Requirement:
Return the whole listing, line for line, without the pictures in it.

++++ Data shown

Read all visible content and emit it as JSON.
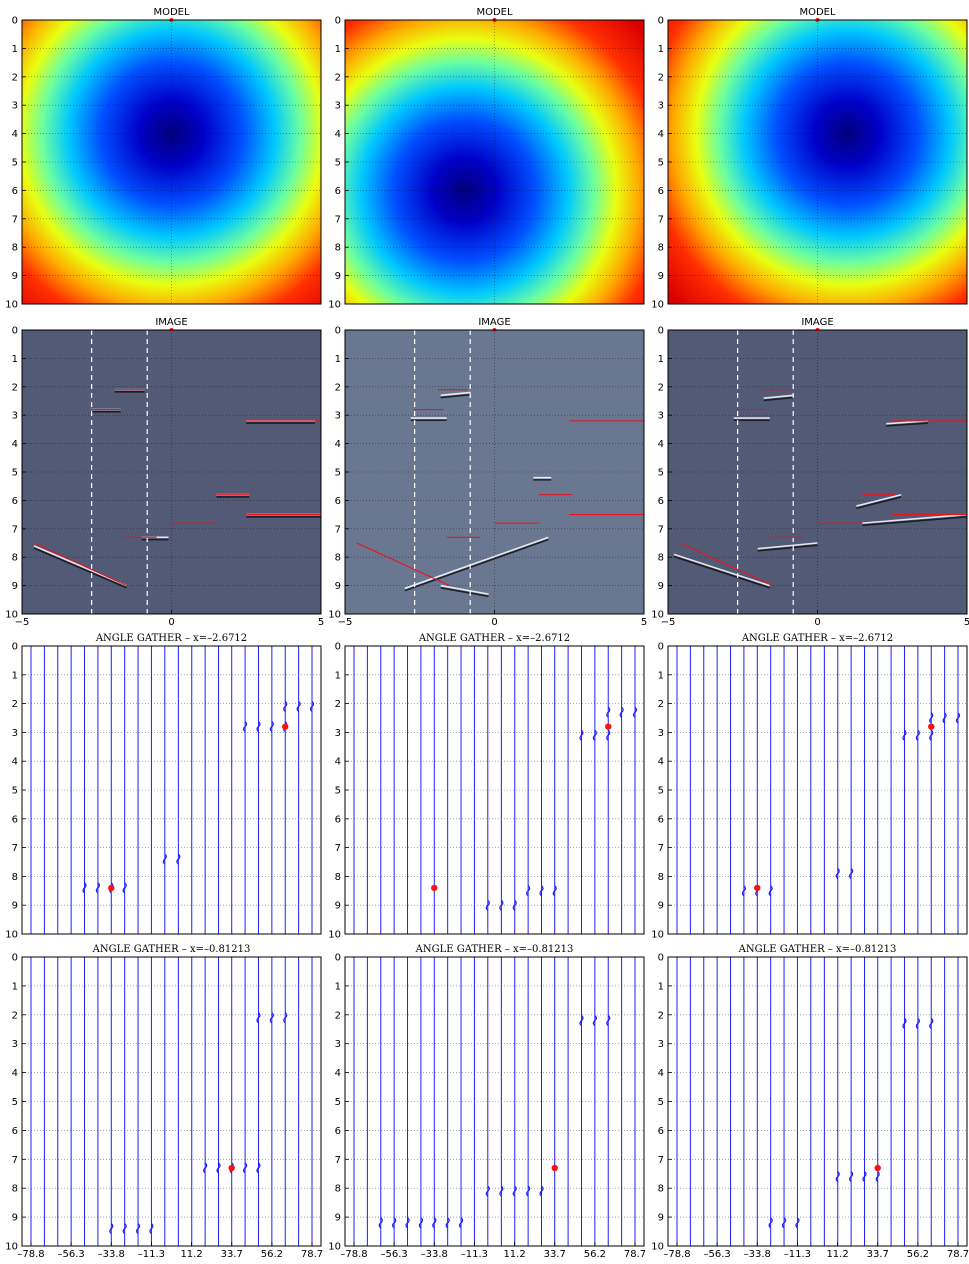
{
  "chart_data": {
    "type": "figure_grid",
    "rows": [
      {
        "title": "MODEL",
        "type": "heatmap",
        "xlim": [
          -5,
          5
        ],
        "ylim": [
          0,
          10
        ],
        "yticks": [
          "0",
          "1",
          "2",
          "3",
          "4",
          "5",
          "6",
          "7",
          "8",
          "9",
          "10"
        ],
        "xticks": [],
        "panels": [
          {
            "center": [
              0,
              4
            ]
          },
          {
            "center": [
              -1,
              6
            ]
          },
          {
            "center": [
              1,
              4
            ]
          }
        ]
      },
      {
        "title": "IMAGE",
        "type": "heatmap",
        "xlim": [
          -5,
          5
        ],
        "ylim": [
          0,
          10
        ],
        "yticks": [
          "0",
          "1",
          "2",
          "3",
          "4",
          "5",
          "6",
          "7",
          "8",
          "9",
          "10"
        ],
        "xticks": [
          "-5",
          "0",
          "5"
        ],
        "dashed_lines_x": [
          -2.6712,
          -0.81213
        ],
        "true_reflectors": [
          {
            "x": [
              -2.7,
              -1.7
            ],
            "y": [
              2.8,
              2.8
            ]
          },
          {
            "x": [
              -1.9,
              -0.9
            ],
            "y": [
              2.1,
              2.1
            ]
          },
          {
            "x": [
              2.5,
              5.0
            ],
            "y": [
              3.2,
              3.2
            ]
          },
          {
            "x": [
              1.5,
              2.6
            ],
            "y": [
              5.8,
              5.8
            ]
          },
          {
            "x": [
              2.5,
              5.0
            ],
            "y": [
              6.5,
              6.5
            ]
          },
          {
            "x": [
              0.0,
              1.5
            ],
            "y": [
              6.8,
              6.8
            ]
          },
          {
            "x": [
              -1.6,
              -0.5
            ],
            "y": [
              7.3,
              7.3
            ]
          },
          {
            "x": [
              -4.6,
              -1.5
            ],
            "y": [
              7.5,
              9.0
            ]
          }
        ]
      },
      {
        "title": "ANGLE GATHER – x=–2.6712",
        "type": "line",
        "ylim": [
          0,
          10
        ],
        "yticks": [
          "0",
          "1",
          "2",
          "3",
          "4",
          "5",
          "6",
          "7",
          "8",
          "9",
          "10"
        ],
        "xticks": [],
        "trace_angles": [
          -78.8,
          -71.3,
          -63.8,
          -56.3,
          -48.8,
          -41.3,
          -33.8,
          -26.3,
          -18.8,
          -11.3,
          -3.8,
          3.8,
          11.3,
          18.8,
          26.3,
          33.7,
          41.2,
          48.7,
          56.2,
          63.7,
          71.2,
          78.7
        ],
        "markers": [
          {
            "angle": -33.8,
            "depth": 8.4
          },
          {
            "angle": 63.7,
            "depth": 2.8
          }
        ]
      },
      {
        "title": "ANGLE GATHER – x=–0.81213",
        "type": "line",
        "ylim": [
          0,
          10
        ],
        "yticks": [
          "0",
          "1",
          "2",
          "3",
          "4",
          "5",
          "6",
          "7",
          "8",
          "9",
          "10"
        ],
        "xticks": [
          "–78.8",
          "–56.3",
          "–33.8",
          "–11.3",
          "11.2",
          "33.7",
          "56.2",
          "78.7"
        ],
        "trace_angles": [
          -78.8,
          -71.3,
          -63.8,
          -56.3,
          -48.8,
          -41.3,
          -33.8,
          -26.3,
          -18.8,
          -11.3,
          -3.8,
          3.8,
          11.3,
          18.8,
          26.3,
          33.7,
          41.2,
          48.7,
          56.2,
          63.7,
          71.2,
          78.7
        ],
        "markers": [
          {
            "angle": 33.7,
            "depth": 7.3
          }
        ]
      }
    ],
    "colors": {
      "reflector": "#e8141c",
      "trace": "#1e1eff",
      "marker": "#ff1010"
    }
  }
}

++++++++

Full answer:
Read all visible content and emit it as JSON.
{
  "chart_data": {
    "type": "figure_grid",
    "rows": [
      {
        "title": "MODEL",
        "type": "heatmap",
        "xlim": [
          -5,
          5
        ],
        "ylim": [
          0,
          10
        ],
        "yticks": [
          "0",
          "1",
          "2",
          "3",
          "4",
          "5",
          "6",
          "7",
          "8",
          "9",
          "10"
        ],
        "xticks": [],
        "panels": [
          {
            "center": [
              0,
              4
            ]
          },
          {
            "center": [
              -1,
              6
            ]
          },
          {
            "center": [
              1,
              4
            ]
          }
        ]
      },
      {
        "title": "IMAGE",
        "type": "heatmap",
        "xlim": [
          -5,
          5
        ],
        "ylim": [
          0,
          10
        ],
        "yticks": [
          "0",
          "1",
          "2",
          "3",
          "4",
          "5",
          "6",
          "7",
          "8",
          "9",
          "10"
        ],
        "xticks": [
          "-5",
          "0",
          "5"
        ],
        "dashed_lines_x": [
          -2.6712,
          -0.81213
        ],
        "true_reflectors": [
          {
            "x": [
              -2.7,
              -1.7
            ],
            "y": [
              2.8,
              2.8
            ]
          },
          {
            "x": [
              -1.9,
              -0.9
            ],
            "y": [
              2.1,
              2.1
            ]
          },
          {
            "x": [
              2.5,
              5.0
            ],
            "y": [
              3.2,
              3.2
            ]
          },
          {
            "x": [
              1.5,
              2.6
            ],
            "y": [
              5.8,
              5.8
            ]
          },
          {
            "x": [
              2.5,
              5.0
            ],
            "y": [
              6.5,
              6.5
            ]
          },
          {
            "x": [
              0.0,
              1.5
            ],
            "y": [
              6.8,
              6.8
            ]
          },
          {
            "x": [
              -1.6,
              -0.5
            ],
            "y": [
              7.3,
              7.3
            ]
          },
          {
            "x": [
              -4.6,
              -1.5
            ],
            "y": [
              7.5,
              9.0
            ]
          }
        ]
      },
      {
        "title": "ANGLE GATHER – x=–2.6712",
        "type": "line",
        "ylim": [
          0,
          10
        ],
        "yticks": [
          "0",
          "1",
          "2",
          "3",
          "4",
          "5",
          "6",
          "7",
          "8",
          "9",
          "10"
        ],
        "xticks": [],
        "trace_angles": [
          -78.8,
          -71.3,
          -63.8,
          -56.3,
          -48.8,
          -41.3,
          -33.8,
          -26.3,
          -18.8,
          -11.3,
          -3.8,
          3.8,
          11.3,
          18.8,
          26.3,
          33.7,
          41.2,
          48.7,
          56.2,
          63.7,
          71.2,
          78.7
        ],
        "markers": [
          {
            "angle": -33.8,
            "depth": 8.4
          },
          {
            "angle": 63.7,
            "depth": 2.8
          }
        ]
      },
      {
        "title": "ANGLE GATHER – x=–0.81213",
        "type": "line",
        "ylim": [
          0,
          10
        ],
        "yticks": [
          "0",
          "1",
          "2",
          "3",
          "4",
          "5",
          "6",
          "7",
          "8",
          "9",
          "10"
        ],
        "xticks": [
          "–78.8",
          "–56.3",
          "–33.8",
          "–11.3",
          "11.2",
          "33.7",
          "56.2",
          "78.7"
        ],
        "trace_angles": [
          -78.8,
          -71.3,
          -63.8,
          -56.3,
          -48.8,
          -41.3,
          -33.8,
          -26.3,
          -18.8,
          -11.3,
          -3.8,
          3.8,
          11.3,
          18.8,
          26.3,
          33.7,
          41.2,
          48.7,
          56.2,
          63.7,
          71.2,
          78.7
        ],
        "markers": [
          {
            "angle": 33.7,
            "depth": 7.3
          }
        ]
      }
    ],
    "colors": {
      "reflector": "#e8141c",
      "trace": "#1e1eff",
      "marker": "#ff1010"
    }
  }
}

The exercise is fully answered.